* _TEXTAUSZUG_:
>>>>
Das „Haus der Zukunft“ in Lüssum-Bockhorn, das Mütterzentrum in Blockdiek, die Bildungsangebote der Bürgerhäuser in Hemelingen und Kattenturm und viele, viele mehr: Sie alle gäbe es nicht ohne das Programm „Wohnen in Nachbarschaften“, kurz Win, das seit 20 Jahren niedrigschwellige Projekte für Integration und sozialen Zusammenhalt in Bremens ärmeren Stadtteilen ermöglicht. Seit 1999 wurden insgesamt 4930 Angebote mit mehr als 27 Millionen Euro finanziell unterstützt oder überhaupt erst geschaffen. Nun gibt es die Ergebnisse eines Gutachtens des Bonner Forschungsinstituts Empirica, das dem WESER-KURIER vorliegt. Der Bericht ist im Auftrag des Senators für Umwelt, Bau und Verkehr entstanden und er untersucht die aktuelle und insgesamt vierte Förderperiode, die im Dezember endet.
"Win ist definitiv ein Gewinn für Bremen"
Das Fazit des knapp 130 Seiten langen Gutachtens, in das unter anderem die Erfahrungen der Quartiermanager und -managerinnen der insgesamt 15 Win-Gebiete inklusive des „Kattenturm-Satelliten“ Arsten-Nord sowie lokaler Akteure und Träger einflossen, lautet kurz zusammengefasst: Win ist definitiv ein Gewinn für Bremen. Win sei „unerlässlich darin, Bedarfe vor Ort zu erkennen, zu benennen und die Informationen in die beteiligten Fachressorts zu transportieren“.

Die Kita-Leiterin Marion Haase, Quartiermanagerin Sandra Ahrens und Schulleiter Carsten Dohrmann (v.l.) entwickelten das Konzept für ein "Lernhaus" als Alltagshilfe für Familien in Kattenturm.
Deshalb müsse das Programm, so die Empfehlung der Gutachter, nicht nur fortgeführt, sondern darüber hinaus auch in einigen Punkten wie der Verbesserung der ressortübergreifenden Verantwortung weiterentwickelt werden sowie langjährig geförderte Projekte eine Sonderstellung in Form von eigenen festen Budgets erhalten können. Und, ebenso unerlässlich für den künftigen Erfolg von Win: Die jährlichen Mittel von derzeit 1,75 Millionen Euro müssten angepasst werden, um Inflation und die „weiter gewachsenen ungleichen Lebensbedingungen vor Ort“ auszugleichen. Die Stadtteile von Blumenthal bis Tenever, in denen es Win-Angebote gibt, sind laut dem Bericht diejenigen, in denen die Anteile nicht-deutscher Einwohner am stärksten gestiegen sind: von 19,3 Prozent im Jahr 2010 auf gut 27,5 Prozent im Jahr 2017 (Anstieg in Bremen ohne Win-Gebiete von 10 Prozent auf 14,3 Prozent).
<<<<
* _BEREITGESTELLTES MATERIAL_:
>>>>
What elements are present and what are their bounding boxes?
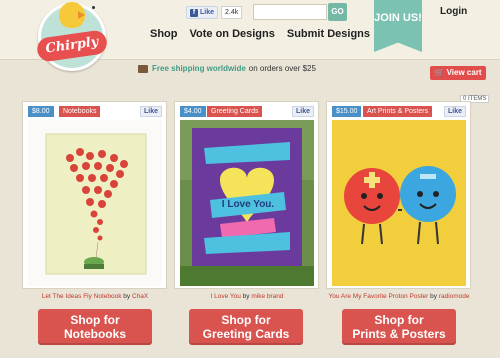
by-label: by: [430, 293, 437, 300]
join-us-button[interactable]: JOIN US!: [374, 0, 422, 52]
facebook-like-label: Like: [200, 9, 215, 16]
product-author-link[interactable]: radiomode: [439, 293, 470, 300]
shop-greeting-cards-button[interactable]: Shop for Greeting Cards: [189, 309, 303, 345]
by-label: by: [242, 293, 250, 300]
nav-item-vote-on-designs[interactable]: Vote on Designs: [190, 28, 275, 40]
shipping-highlight[interactable]: Free shipping worldwide: [152, 64, 246, 73]
product-author-link[interactable]: mike brand: [251, 293, 283, 300]
notebook-illustration: [45, 133, 147, 275]
shop-line-1: Shop for: [70, 313, 120, 327]
login-link[interactable]: Login: [440, 6, 467, 17]
category-badge[interactable]: Notebooks: [59, 106, 101, 117]
product-caption: You Are My Favorite Proton Poster by rad…: [324, 293, 474, 300]
proton-poster-illustration: [332, 120, 466, 286]
product-title-link[interactable]: You Are My Favorite Proton Poster: [328, 293, 428, 300]
category-badge[interactable]: Art Prints & Posters: [363, 106, 433, 117]
product-image[interactable]: [28, 120, 162, 286]
logo-text: Chirply: [35, 29, 109, 63]
product-card-notebooks[interactable]: $8.00 Notebooks Like: [22, 101, 167, 289]
cart-icon: 🛒: [434, 68, 445, 77]
product-author-link[interactable]: ChaX: [132, 293, 148, 300]
price-badge: $4.00: [180, 106, 206, 117]
product-title-link[interactable]: I Love You: [210, 293, 240, 300]
search-input[interactable]: [253, 4, 327, 20]
nav-item-shop[interactable]: Shop: [150, 28, 178, 40]
view-cart-label: View cart: [446, 68, 482, 77]
view-cart-button[interactable]: 🛒 View cart: [430, 66, 486, 80]
product-card-greeting-cards[interactable]: $4.00 Greeting Cards Like I Love You.: [174, 101, 319, 289]
nav-item-submit-designs[interactable]: Submit Designs: [287, 28, 370, 40]
shipping-text: on orders over $25: [248, 64, 316, 73]
by-label: by: [123, 293, 131, 300]
site-logo[interactable]: Chirply: [35, 2, 109, 71]
shop-line-1: Shop for: [374, 313, 424, 327]
facebook-like-button[interactable]: Like: [291, 106, 314, 117]
package-icon: [138, 64, 148, 73]
facebook-like-button[interactable]: Like: [139, 106, 162, 117]
shop-line-2: Notebooks: [63, 327, 126, 341]
product-image[interactable]: I Love You.: [180, 120, 314, 286]
facebook-like-button[interactable]: f Like: [186, 6, 219, 19]
price-badge: $8.00: [28, 106, 54, 117]
product-image[interactable]: [332, 120, 466, 286]
shop-line-1: Shop for: [221, 313, 271, 327]
search-go-button[interactable]: GO: [328, 3, 347, 21]
shop-notebooks-button[interactable]: Shop for Notebooks: [38, 309, 152, 345]
shop-line-2: Prints & Posters: [352, 327, 446, 341]
product-caption: I Love You by mike brand: [172, 293, 322, 300]
product-caption: Let The Ideas Fly Notebook by ChaX: [20, 293, 170, 300]
facebook-like-widget[interactable]: f Like 2.4k: [186, 6, 243, 19]
bird-icon: [59, 2, 95, 28]
main-nav: Shop Vote on Designs Submit Designs: [150, 28, 370, 40]
facebook-icon: f: [190, 8, 198, 17]
facebook-like-count: 2.4k: [221, 6, 243, 19]
price-badge: $15.00: [332, 106, 362, 117]
card-message: I Love You.: [221, 199, 275, 210]
category-badge[interactable]: Greeting Cards: [207, 106, 263, 117]
shipping-promo: Free shipping worldwide on orders over $…: [138, 64, 316, 73]
shop-prints-posters-button[interactable]: Shop for Prints & Posters: [342, 309, 456, 345]
shop-line-2: Greeting Cards: [202, 327, 290, 341]
facebook-like-button[interactable]: Like: [443, 106, 466, 117]
product-card-art-prints[interactable]: $15.00 Art Prints & Posters Like: [326, 101, 471, 289]
product-title-link[interactable]: Let The Ideas Fly Notebook: [42, 293, 122, 300]
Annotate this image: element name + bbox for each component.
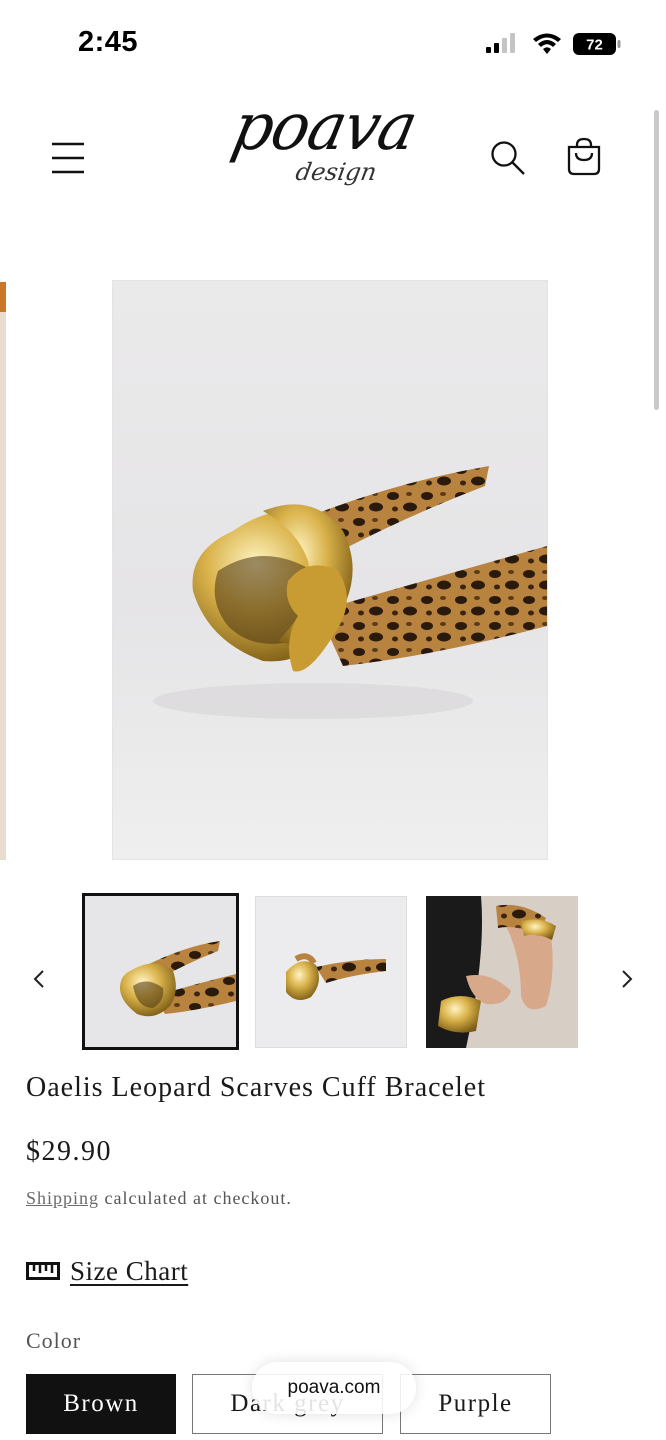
<<<<
* _ZU BEARBEITENDE AUFGABEN_:
**a)** Ersetzen Sie in den Datensätzen „radiomode“ durch „ChaX“, und zwar in dem Abschnitt, der mit der Zeile beginnt, die „by-label: by: [430, 293, 437, 300]“ enthält, und mit der Zeile endet, die „shop-greeting-cards-button[interactable]: Shop for“ enthält. Geben Sie nur diese Zeilen wieder und lassen Sie alles andere unverändert.
**b)** Führen Sie den Bericht über das Bremer Förderprogramm „Wohnen in Nachbarschaften“ im Anschluss an seinen letzten Satz weiter.

* _LÖSUNGEN DER REIHE NACH_:
**a)**
by-label: by: [430, 293, 437, 300]
join-us-button[interactable]: JOIN US!: [374, 0, 422, 52]
facebook-like-label: Like: [200, 9, 215, 16]
product-author-link[interactable]: ChaX: [439, 293, 470, 300]
shop-greeting-cards-button[interactable]: Shop for Greeting Cards: [189, 309, 303, 345]

**b)**
„Die Win-Gebiete übernehmen somit einen wachsenden Teil der Integrationsaufgaben in der Stadt Bremen“, schreiben die Autoren des Gutachtens. Entsprechend wichtig ist es laut der Analyse, Quartiersmanager noch stärker als Impulsgeber einer integrierten, sozialen Entwicklung vor Ort zu verstehen. Denn sie wüssten durch ihren täglichen Umgang mit den Bewohnern und Akteuren, welche Impulse nötig seien, um Brennpunkt-Wohngebiete voranzubringen.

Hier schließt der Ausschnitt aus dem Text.